Figure dataset records:
· · · ·
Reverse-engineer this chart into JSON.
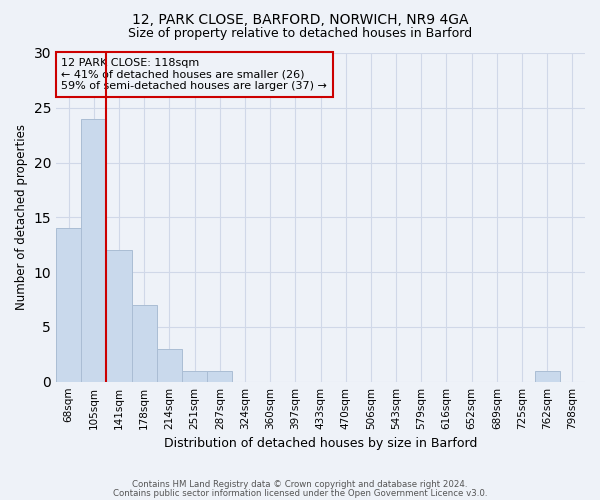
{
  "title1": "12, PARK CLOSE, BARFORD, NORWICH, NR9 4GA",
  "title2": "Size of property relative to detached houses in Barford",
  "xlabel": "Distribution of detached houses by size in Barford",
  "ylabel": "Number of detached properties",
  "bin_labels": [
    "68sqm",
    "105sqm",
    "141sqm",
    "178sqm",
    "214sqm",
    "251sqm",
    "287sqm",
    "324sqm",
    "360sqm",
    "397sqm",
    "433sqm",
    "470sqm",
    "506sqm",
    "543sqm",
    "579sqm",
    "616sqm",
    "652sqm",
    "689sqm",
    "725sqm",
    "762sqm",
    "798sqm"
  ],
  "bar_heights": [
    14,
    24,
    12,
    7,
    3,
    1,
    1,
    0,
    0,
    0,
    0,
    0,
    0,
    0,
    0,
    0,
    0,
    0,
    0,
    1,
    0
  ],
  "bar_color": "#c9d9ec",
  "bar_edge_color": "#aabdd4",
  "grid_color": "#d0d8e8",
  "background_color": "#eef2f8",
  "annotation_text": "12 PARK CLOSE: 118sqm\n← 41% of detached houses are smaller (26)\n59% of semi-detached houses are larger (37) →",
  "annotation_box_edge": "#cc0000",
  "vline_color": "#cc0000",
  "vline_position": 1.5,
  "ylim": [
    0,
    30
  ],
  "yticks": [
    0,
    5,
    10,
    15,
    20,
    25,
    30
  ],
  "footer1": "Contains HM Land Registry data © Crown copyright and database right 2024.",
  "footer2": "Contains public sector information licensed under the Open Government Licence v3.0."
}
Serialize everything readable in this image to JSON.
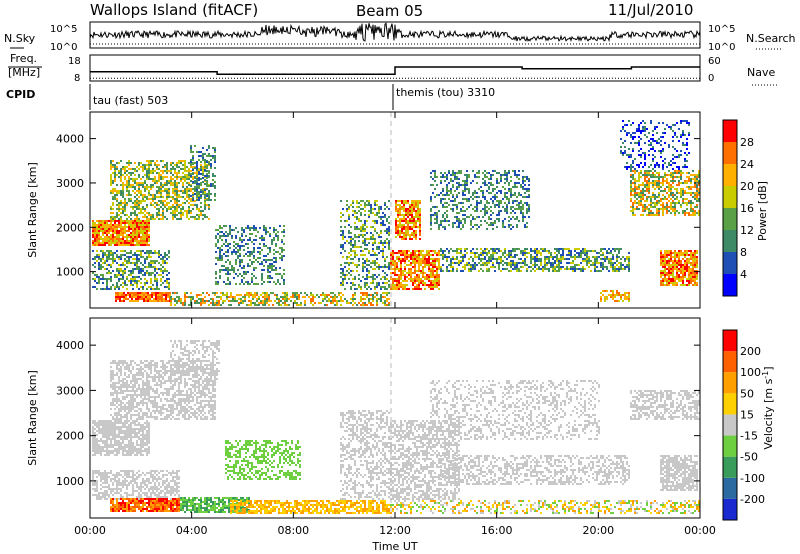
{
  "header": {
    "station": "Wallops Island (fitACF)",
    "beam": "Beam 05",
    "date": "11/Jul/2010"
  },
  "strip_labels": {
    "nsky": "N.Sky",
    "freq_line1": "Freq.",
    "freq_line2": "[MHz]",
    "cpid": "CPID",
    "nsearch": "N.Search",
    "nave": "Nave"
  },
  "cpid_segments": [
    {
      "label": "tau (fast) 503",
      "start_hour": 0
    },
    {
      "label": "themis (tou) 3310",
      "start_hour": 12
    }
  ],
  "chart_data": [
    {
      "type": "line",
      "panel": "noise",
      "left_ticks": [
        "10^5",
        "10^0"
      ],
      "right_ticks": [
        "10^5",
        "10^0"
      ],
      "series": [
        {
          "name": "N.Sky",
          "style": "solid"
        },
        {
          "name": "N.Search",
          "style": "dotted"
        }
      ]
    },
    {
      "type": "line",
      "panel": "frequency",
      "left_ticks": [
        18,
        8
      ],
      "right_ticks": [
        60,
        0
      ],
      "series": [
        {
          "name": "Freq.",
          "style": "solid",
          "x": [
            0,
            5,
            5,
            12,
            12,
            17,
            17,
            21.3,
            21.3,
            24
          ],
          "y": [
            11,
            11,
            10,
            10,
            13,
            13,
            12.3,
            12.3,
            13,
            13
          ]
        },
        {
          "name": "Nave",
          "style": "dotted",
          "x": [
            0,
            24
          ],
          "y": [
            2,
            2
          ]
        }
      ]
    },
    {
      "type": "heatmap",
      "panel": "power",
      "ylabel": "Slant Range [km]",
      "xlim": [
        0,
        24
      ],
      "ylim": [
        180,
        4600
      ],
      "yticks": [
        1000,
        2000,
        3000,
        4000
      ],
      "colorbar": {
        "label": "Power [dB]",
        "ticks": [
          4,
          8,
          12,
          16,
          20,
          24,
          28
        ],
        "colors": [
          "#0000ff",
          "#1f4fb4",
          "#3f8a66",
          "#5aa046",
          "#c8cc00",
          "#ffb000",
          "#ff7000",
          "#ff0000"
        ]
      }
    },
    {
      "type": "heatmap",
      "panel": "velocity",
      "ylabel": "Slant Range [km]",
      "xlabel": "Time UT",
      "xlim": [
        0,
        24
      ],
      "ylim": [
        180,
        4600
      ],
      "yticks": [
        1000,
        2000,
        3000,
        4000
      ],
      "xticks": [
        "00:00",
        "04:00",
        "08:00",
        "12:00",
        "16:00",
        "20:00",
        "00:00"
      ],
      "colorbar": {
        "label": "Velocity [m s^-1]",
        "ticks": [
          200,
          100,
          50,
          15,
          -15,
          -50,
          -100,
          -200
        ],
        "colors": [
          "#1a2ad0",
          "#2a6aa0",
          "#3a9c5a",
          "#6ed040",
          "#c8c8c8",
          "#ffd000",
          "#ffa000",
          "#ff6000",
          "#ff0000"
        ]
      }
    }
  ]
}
· · · ·
— WRITTEN EXERCISE —
Select the lines from the entries that include the word "panel".

— ANSWER TO THIS EXERCISE —
      "panel": "noise",
      "panel": "frequency",
      "panel": "power",
      "panel": "velocity",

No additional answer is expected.